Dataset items
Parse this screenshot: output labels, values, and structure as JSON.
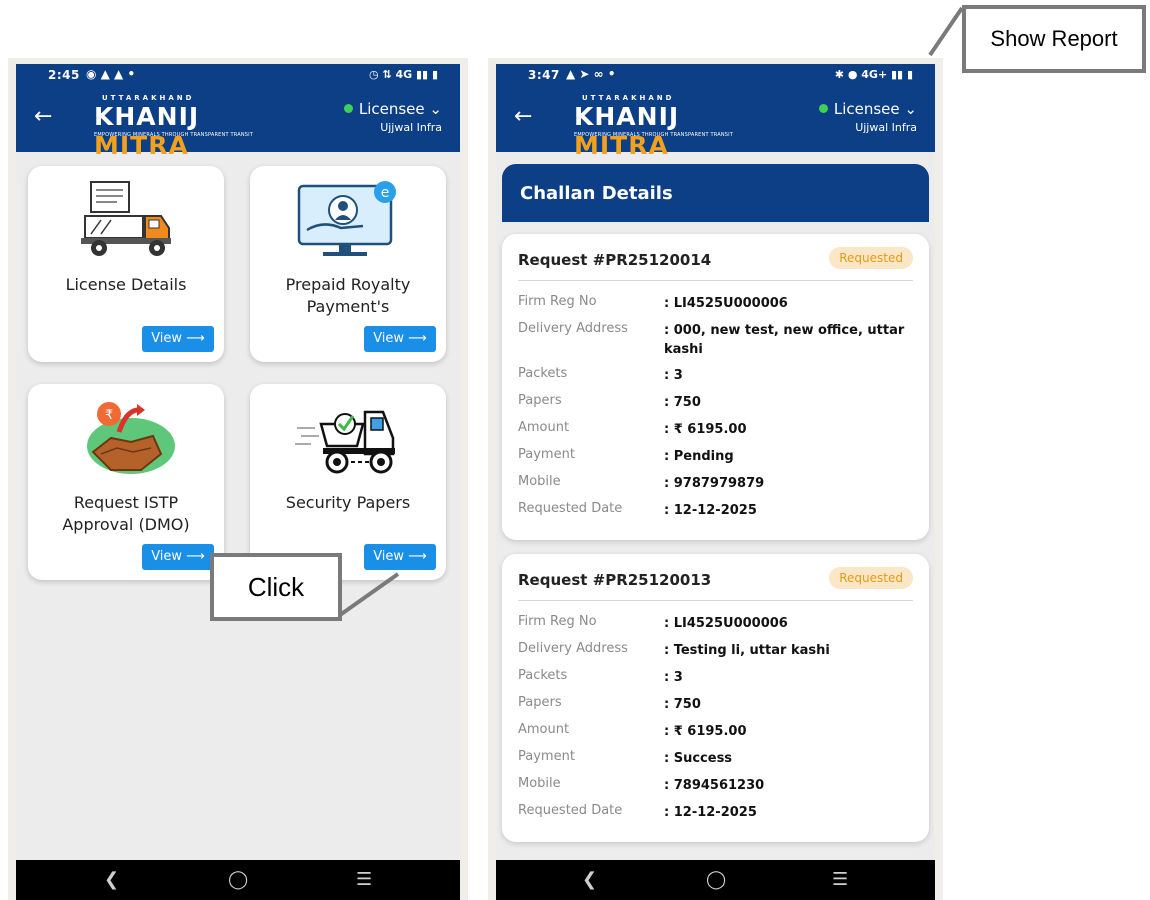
{
  "app": {
    "logo_top": "UTTARAKHAND",
    "logo_main_1": "KHANIJ ",
    "logo_main_2": "MITRA",
    "logo_tagline": "EMPOWERING MINERALS THROUGH TRANSPARENT TRANSIT",
    "role": "Licensee",
    "company": "Ujjwal Infra"
  },
  "left_screen": {
    "status": {
      "time": "2:45",
      "network": "4G"
    },
    "tiles": [
      {
        "label": "License Details",
        "button": "View ⟶",
        "icon": "truck-icon"
      },
      {
        "label": "Prepaid Royalty Payment's",
        "button": "View ⟶",
        "icon": "payment-monitor-icon"
      },
      {
        "label": "Request ISTP Approval (DMO)",
        "button": "View ⟶",
        "icon": "rupee-mineral-icon"
      },
      {
        "label": "Security Papers",
        "button": "View ⟶",
        "icon": "dumper-truck-icon"
      }
    ]
  },
  "right_screen": {
    "status": {
      "time": "3:47",
      "network": "4G+"
    },
    "section_title": "Challan Details",
    "field_labels": {
      "firm": "Firm Reg No",
      "address": "Delivery Address",
      "packets": "Packets",
      "papers": "Papers",
      "amount": "Amount",
      "payment": "Payment",
      "mobile": "Mobile",
      "date": "Requested Date"
    },
    "requests": [
      {
        "id": "Request #PR25120014",
        "status": "Requested",
        "firm": ": LI4525U000006",
        "address": ": 000, new test, new office, uttar kashi",
        "packets": ": 3",
        "papers": ": 750",
        "amount": ": ₹ 6195.00",
        "payment": ": Pending",
        "mobile": ": 9787979879",
        "date": ": 12-12-2025"
      },
      {
        "id": "Request #PR25120013",
        "status": "Requested",
        "firm": ": LI4525U000006",
        "address": ": Testing li, uttar kashi",
        "packets": ": 3",
        "papers": ": 750",
        "amount": ": ₹ 6195.00",
        "payment": ": Success",
        "mobile": ": 7894561230",
        "date": ": 12-12-2025"
      }
    ]
  },
  "annotations": {
    "click": "Click",
    "show_report": "Show Report"
  }
}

## What you should do
The pictures should not be reproduced; quote all of the other material exactly.

## Solution for this problem
Parse this screenshot: output labels, values, and structure as JSON.
{
  "app": {
    "logo_top": "UTTARAKHAND",
    "logo_main_1": "KHANIJ ",
    "logo_main_2": "MITRA",
    "logo_tagline": "EMPOWERING MINERALS THROUGH TRANSPARENT TRANSIT",
    "role": "Licensee",
    "company": "Ujjwal Infra"
  },
  "left_screen": {
    "status": {
      "time": "2:45",
      "network": "4G"
    },
    "tiles": [
      {
        "label": "License Details",
        "button": "View ⟶",
        "icon": "truck-icon"
      },
      {
        "label": "Prepaid Royalty Payment's",
        "button": "View ⟶",
        "icon": "payment-monitor-icon"
      },
      {
        "label": "Request ISTP Approval (DMO)",
        "button": "View ⟶",
        "icon": "rupee-mineral-icon"
      },
      {
        "label": "Security Papers",
        "button": "View ⟶",
        "icon": "dumper-truck-icon"
      }
    ]
  },
  "right_screen": {
    "status": {
      "time": "3:47",
      "network": "4G+"
    },
    "section_title": "Challan Details",
    "field_labels": {
      "firm": "Firm Reg No",
      "address": "Delivery Address",
      "packets": "Packets",
      "papers": "Papers",
      "amount": "Amount",
      "payment": "Payment",
      "mobile": "Mobile",
      "date": "Requested Date"
    },
    "requests": [
      {
        "id": "Request #PR25120014",
        "status": "Requested",
        "firm": ": LI4525U000006",
        "address": ": 000, new test, new office, uttar kashi",
        "packets": ": 3",
        "papers": ": 750",
        "amount": ": ₹ 6195.00",
        "payment": ": Pending",
        "mobile": ": 9787979879",
        "date": ": 12-12-2025"
      },
      {
        "id": "Request #PR25120013",
        "status": "Requested",
        "firm": ": LI4525U000006",
        "address": ": Testing li, uttar kashi",
        "packets": ": 3",
        "papers": ": 750",
        "amount": ": ₹ 6195.00",
        "payment": ": Success",
        "mobile": ": 7894561230",
        "date": ": 12-12-2025"
      }
    ]
  },
  "annotations": {
    "click": "Click",
    "show_report": "Show Report"
  }
}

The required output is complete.